:: YOUR INSTRUCTIONS ::
Find each line in the listing below that contains the word "connector" and copy those lines.

:: DATA EXCERPTS ::
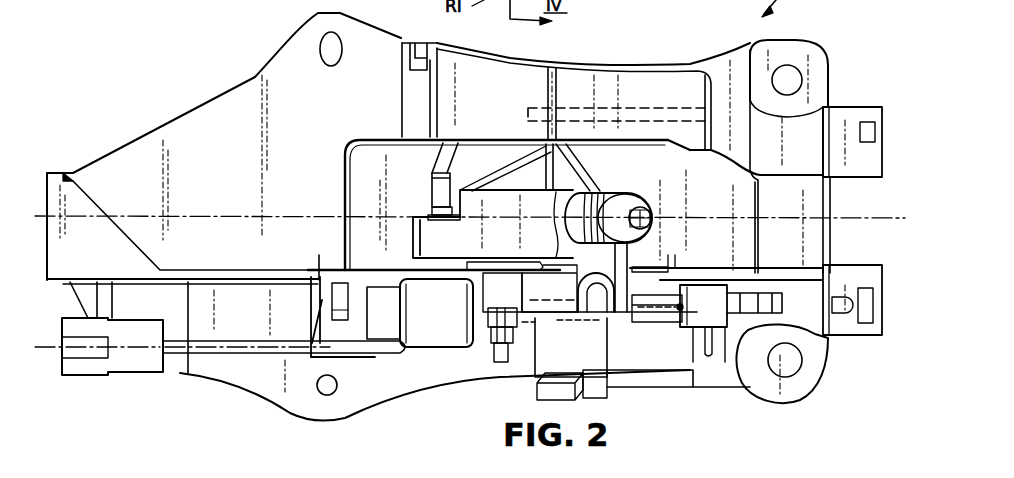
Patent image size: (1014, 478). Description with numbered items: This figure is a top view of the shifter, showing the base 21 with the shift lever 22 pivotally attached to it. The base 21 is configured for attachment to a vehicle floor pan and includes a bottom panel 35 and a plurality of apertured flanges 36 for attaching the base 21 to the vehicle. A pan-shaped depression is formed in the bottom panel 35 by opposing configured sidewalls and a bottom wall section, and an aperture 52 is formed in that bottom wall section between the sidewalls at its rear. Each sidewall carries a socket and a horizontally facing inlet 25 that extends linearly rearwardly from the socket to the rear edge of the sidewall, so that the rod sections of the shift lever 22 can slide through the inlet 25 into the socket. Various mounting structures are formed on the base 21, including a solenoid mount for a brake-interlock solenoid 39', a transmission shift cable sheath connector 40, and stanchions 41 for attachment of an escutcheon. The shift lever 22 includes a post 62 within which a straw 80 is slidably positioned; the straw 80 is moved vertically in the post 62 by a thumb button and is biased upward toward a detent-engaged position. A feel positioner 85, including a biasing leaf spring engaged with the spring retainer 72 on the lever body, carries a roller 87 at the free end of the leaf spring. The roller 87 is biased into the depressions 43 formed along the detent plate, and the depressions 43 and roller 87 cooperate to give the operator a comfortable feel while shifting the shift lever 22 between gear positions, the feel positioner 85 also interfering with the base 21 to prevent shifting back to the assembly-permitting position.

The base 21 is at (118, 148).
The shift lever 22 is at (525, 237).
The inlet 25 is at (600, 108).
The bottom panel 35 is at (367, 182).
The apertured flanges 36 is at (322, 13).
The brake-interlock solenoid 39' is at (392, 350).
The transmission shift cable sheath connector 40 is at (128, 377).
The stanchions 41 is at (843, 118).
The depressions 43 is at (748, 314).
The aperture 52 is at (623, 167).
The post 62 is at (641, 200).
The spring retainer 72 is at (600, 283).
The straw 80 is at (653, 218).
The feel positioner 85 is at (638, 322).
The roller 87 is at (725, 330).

:: ANSWER TO THIS EXERCISE ::
Patent image size: (1014, 478). Description with numbered items: This figure is a top view of the shifter, showing the base 21 with the shift lever 22 pivotally attached to it. The base 21 is configured for attachment to a vehicle floor pan and includes a bottom panel 35 and a plurality of apertured flanges 36 for attaching the base 21 to the vehicle. A pan-shaped depression is formed in the bottom panel 35 by opposing configured sidewalls and a bottom wall section, and an aperture 52 is formed in that bottom wall section between the sidewalls at its rear. Each sidewall carries a socket and a horizontally facing inlet 25 that extends linearly rearwardly from the socket to the rear edge of the sidewall, so that the rod sections of the shift lever 22 can slide through the inlet 25 into the socket. Various mounting structures are formed on the base 21, including a solenoid mount for a brake-interlock solenoid 39', a transmission shift cable sheath connector 40, and stanchions 41 for attachment of an escutcheon. The shift lever 22 includes a post 62 within which a straw 80 is slidably positioned; the straw 80 is moved vertically in the post 62 by a thumb button and is biased upward toward a detent-engaged position. A feel positioner 85, including a biasing leaf spring engaged with the spring retainer 72 on the lever body, carries a roller 87 at the free end of the leaf spring. The roller 87 is biased into the depressions 43 formed along the detent plate, and the depressions 43 and roller 87 cooperate to give the operator a comfortable feel while shifting the shift lever 22 between gear positions, the feel positioner 85 also interfering with the base 21 to prevent shifting back to the assembly-permitting position.
The transmission shift cable sheath connector 40 is at (128, 377).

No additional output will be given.